# Start of DATASET RECORDS

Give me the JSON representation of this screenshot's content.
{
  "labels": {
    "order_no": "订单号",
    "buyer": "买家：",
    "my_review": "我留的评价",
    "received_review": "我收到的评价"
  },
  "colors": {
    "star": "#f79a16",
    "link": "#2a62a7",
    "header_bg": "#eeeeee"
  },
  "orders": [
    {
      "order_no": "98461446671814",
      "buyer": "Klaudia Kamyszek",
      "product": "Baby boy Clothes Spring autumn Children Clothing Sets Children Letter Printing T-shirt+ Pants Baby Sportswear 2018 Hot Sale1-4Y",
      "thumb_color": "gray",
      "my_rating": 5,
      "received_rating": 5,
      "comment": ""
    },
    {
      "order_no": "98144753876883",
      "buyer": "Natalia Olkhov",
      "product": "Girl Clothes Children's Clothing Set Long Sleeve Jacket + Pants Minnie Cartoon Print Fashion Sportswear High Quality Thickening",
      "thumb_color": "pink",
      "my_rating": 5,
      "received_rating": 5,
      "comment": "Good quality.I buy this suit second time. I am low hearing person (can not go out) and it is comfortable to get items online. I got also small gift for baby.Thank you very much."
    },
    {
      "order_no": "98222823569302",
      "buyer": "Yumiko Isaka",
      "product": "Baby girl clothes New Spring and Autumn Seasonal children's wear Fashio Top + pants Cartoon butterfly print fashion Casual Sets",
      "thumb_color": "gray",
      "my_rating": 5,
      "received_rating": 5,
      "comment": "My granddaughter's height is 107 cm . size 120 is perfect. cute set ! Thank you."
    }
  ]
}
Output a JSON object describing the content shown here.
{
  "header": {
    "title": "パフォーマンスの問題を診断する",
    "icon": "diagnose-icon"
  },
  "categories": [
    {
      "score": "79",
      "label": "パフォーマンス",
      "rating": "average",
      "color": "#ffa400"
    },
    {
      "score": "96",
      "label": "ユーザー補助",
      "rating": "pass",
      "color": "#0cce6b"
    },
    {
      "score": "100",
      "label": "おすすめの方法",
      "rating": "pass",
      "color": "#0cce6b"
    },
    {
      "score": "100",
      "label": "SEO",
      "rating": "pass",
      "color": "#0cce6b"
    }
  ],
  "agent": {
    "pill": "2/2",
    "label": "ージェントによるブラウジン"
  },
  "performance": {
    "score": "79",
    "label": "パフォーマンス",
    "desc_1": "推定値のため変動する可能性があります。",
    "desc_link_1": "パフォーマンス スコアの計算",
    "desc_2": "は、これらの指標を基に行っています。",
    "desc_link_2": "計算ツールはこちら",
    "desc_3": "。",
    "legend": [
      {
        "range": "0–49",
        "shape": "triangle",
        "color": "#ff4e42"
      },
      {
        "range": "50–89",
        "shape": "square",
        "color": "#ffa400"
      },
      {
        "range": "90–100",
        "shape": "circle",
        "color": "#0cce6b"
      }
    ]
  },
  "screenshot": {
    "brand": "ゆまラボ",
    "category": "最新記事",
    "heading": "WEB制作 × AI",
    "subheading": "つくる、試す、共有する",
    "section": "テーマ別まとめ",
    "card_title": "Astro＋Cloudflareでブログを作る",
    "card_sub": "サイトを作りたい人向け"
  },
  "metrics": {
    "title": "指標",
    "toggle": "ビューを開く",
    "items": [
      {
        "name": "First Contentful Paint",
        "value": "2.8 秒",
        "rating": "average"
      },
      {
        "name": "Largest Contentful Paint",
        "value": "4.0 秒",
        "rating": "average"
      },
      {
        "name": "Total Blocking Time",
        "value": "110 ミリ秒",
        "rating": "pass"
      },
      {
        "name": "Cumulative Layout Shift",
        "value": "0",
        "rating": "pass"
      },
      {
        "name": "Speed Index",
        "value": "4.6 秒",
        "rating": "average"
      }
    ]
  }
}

# End of DATASET RECORDS

From the listing above, pick out every line containing "Spring".

* RESPONSE TO THE EXERCISE
      "product": "Baby boy Clothes Spring autumn Children Clothing Sets Children Letter Printing T-shirt+ Pants Baby Sportswear 2018 Hot Sale1-4Y",
      "product": "Baby girl clothes New Spring and Autumn Seasonal children's wear Fashio Top + pants Cartoon butterfly print fashion Casual Sets",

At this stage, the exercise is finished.